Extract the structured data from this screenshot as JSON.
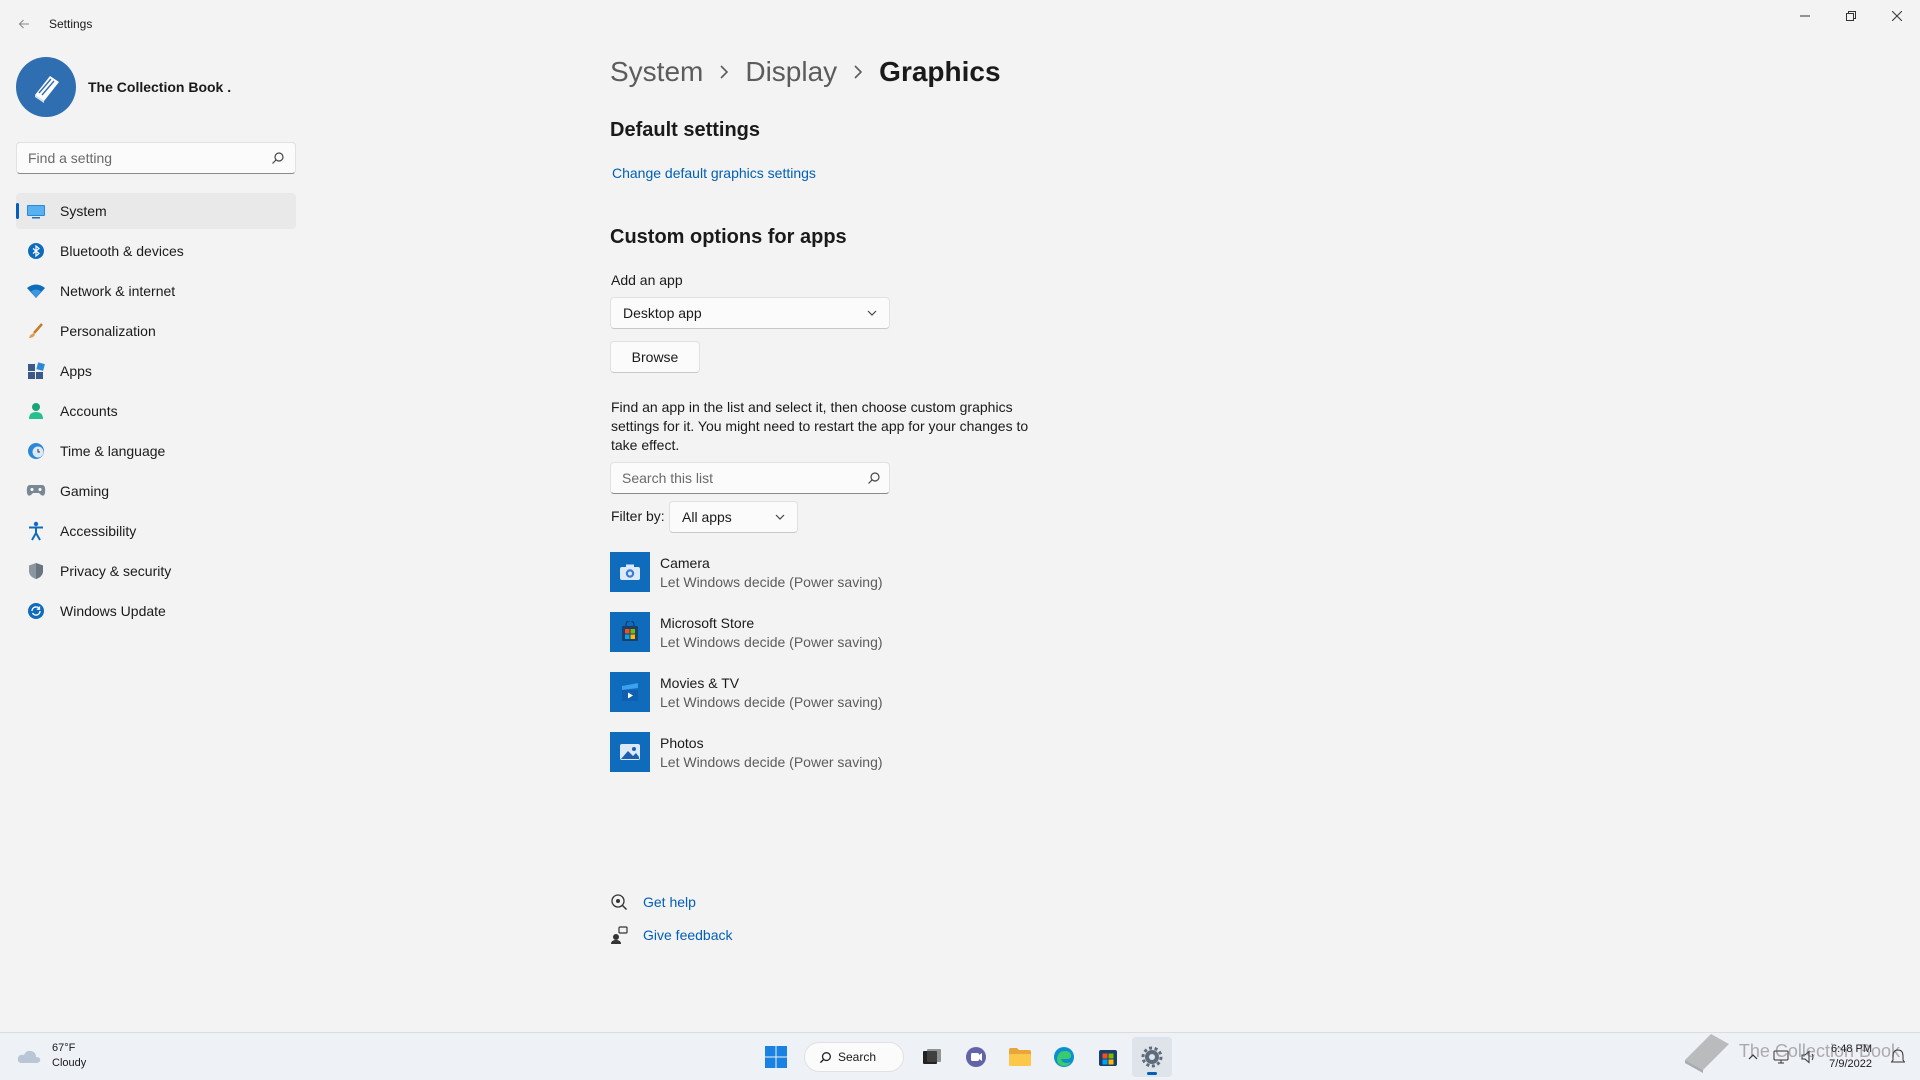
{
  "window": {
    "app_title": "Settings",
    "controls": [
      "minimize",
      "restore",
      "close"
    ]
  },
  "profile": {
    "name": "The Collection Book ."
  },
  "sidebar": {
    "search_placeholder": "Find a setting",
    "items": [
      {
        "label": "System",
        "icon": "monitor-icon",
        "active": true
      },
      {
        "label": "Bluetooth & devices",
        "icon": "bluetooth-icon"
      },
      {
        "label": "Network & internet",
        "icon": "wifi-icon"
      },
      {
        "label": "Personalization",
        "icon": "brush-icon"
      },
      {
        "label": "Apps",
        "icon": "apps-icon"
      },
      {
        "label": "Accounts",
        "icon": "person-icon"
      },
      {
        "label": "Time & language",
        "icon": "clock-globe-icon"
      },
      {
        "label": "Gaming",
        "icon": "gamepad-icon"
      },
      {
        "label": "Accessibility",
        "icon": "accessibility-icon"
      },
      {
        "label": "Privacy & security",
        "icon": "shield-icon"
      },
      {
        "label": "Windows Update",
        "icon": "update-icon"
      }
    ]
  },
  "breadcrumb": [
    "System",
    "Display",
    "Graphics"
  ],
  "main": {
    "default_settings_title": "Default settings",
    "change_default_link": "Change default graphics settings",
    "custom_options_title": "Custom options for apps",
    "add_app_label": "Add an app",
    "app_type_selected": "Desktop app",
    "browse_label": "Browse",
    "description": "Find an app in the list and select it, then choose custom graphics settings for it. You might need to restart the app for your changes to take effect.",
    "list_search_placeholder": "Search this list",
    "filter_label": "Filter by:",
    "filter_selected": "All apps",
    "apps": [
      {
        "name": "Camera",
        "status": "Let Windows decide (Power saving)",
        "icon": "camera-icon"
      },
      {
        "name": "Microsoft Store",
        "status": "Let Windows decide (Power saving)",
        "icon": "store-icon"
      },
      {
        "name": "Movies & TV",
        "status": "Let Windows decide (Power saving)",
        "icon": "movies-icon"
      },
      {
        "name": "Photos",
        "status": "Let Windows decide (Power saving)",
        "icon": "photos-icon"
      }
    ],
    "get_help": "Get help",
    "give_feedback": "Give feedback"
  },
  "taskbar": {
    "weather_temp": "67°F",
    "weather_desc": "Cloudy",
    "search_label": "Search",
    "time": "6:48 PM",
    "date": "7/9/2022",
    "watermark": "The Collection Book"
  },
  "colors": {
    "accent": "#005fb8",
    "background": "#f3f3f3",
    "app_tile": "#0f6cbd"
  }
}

## Required task
Copy out every line of the material above that mentions the word "Book".

## Task solution
    "name": "The Collection Book ."
    "watermark": "The Collection Book"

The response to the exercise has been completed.